▶
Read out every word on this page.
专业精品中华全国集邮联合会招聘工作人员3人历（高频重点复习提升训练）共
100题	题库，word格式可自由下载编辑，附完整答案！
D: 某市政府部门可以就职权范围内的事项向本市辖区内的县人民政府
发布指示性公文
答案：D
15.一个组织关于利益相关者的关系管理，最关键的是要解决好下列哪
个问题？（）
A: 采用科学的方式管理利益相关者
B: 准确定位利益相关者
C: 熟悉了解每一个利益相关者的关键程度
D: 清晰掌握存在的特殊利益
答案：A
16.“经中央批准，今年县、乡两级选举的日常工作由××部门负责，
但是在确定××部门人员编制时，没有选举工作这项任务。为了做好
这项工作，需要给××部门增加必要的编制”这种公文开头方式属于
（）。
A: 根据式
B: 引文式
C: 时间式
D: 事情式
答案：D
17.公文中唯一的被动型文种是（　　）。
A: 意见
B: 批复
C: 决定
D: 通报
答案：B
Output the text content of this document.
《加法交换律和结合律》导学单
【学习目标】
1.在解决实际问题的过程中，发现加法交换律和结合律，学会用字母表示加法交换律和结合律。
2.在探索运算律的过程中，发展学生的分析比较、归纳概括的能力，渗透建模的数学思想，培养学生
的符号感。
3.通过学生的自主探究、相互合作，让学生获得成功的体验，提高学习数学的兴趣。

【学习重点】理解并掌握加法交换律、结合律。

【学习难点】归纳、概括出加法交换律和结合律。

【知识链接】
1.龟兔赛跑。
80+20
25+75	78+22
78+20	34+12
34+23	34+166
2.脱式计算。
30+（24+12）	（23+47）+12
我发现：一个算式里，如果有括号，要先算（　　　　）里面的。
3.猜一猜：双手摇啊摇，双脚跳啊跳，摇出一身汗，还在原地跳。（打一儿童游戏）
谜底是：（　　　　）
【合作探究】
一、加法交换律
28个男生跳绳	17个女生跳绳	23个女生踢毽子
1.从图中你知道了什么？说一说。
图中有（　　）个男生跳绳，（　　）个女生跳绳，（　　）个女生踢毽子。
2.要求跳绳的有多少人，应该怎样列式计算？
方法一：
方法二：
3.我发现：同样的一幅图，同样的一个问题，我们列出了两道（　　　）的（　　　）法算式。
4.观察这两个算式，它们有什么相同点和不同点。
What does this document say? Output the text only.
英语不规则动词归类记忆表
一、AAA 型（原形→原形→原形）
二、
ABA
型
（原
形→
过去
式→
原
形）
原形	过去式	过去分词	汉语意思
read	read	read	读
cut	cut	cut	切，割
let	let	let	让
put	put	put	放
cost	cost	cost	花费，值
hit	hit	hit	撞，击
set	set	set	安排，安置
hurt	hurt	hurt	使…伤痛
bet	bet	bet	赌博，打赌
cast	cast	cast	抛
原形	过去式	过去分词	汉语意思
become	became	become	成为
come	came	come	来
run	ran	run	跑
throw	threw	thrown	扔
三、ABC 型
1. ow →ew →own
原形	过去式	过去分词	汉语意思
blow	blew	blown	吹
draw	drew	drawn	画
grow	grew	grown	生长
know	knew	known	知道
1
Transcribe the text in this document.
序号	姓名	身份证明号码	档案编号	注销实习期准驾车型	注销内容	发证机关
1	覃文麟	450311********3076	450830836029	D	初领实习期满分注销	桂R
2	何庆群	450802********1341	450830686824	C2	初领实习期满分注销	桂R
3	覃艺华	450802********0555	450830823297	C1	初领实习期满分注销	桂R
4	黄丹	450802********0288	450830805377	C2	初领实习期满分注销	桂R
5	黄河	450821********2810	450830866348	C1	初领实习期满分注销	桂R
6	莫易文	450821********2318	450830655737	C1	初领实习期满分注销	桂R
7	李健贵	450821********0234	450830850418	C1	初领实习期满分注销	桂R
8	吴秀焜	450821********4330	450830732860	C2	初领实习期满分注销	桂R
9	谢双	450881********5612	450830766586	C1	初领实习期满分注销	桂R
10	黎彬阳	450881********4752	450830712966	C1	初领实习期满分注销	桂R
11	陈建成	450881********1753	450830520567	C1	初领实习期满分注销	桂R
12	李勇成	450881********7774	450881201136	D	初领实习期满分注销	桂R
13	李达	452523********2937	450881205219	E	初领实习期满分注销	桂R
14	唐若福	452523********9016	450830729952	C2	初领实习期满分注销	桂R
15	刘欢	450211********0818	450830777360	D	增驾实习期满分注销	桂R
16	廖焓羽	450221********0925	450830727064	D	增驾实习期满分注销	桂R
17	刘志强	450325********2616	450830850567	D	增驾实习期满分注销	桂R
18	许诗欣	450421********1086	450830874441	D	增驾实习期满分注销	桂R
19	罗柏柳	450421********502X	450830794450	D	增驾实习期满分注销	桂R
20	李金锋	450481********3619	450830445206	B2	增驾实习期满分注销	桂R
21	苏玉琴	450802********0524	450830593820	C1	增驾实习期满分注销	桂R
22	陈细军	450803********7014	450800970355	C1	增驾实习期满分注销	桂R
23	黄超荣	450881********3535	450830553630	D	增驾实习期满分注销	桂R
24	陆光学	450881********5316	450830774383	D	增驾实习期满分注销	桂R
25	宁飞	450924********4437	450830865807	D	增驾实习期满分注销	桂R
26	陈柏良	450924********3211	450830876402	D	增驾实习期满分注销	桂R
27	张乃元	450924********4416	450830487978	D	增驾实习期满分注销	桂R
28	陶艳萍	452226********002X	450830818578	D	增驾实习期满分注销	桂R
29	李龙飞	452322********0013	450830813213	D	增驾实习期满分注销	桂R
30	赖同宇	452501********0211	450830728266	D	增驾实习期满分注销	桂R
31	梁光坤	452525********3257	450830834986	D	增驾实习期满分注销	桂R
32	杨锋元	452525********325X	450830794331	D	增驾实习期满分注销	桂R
◀
Report the number of lines that contain "text", with no other words.

EXERCISE OUTPUT.
3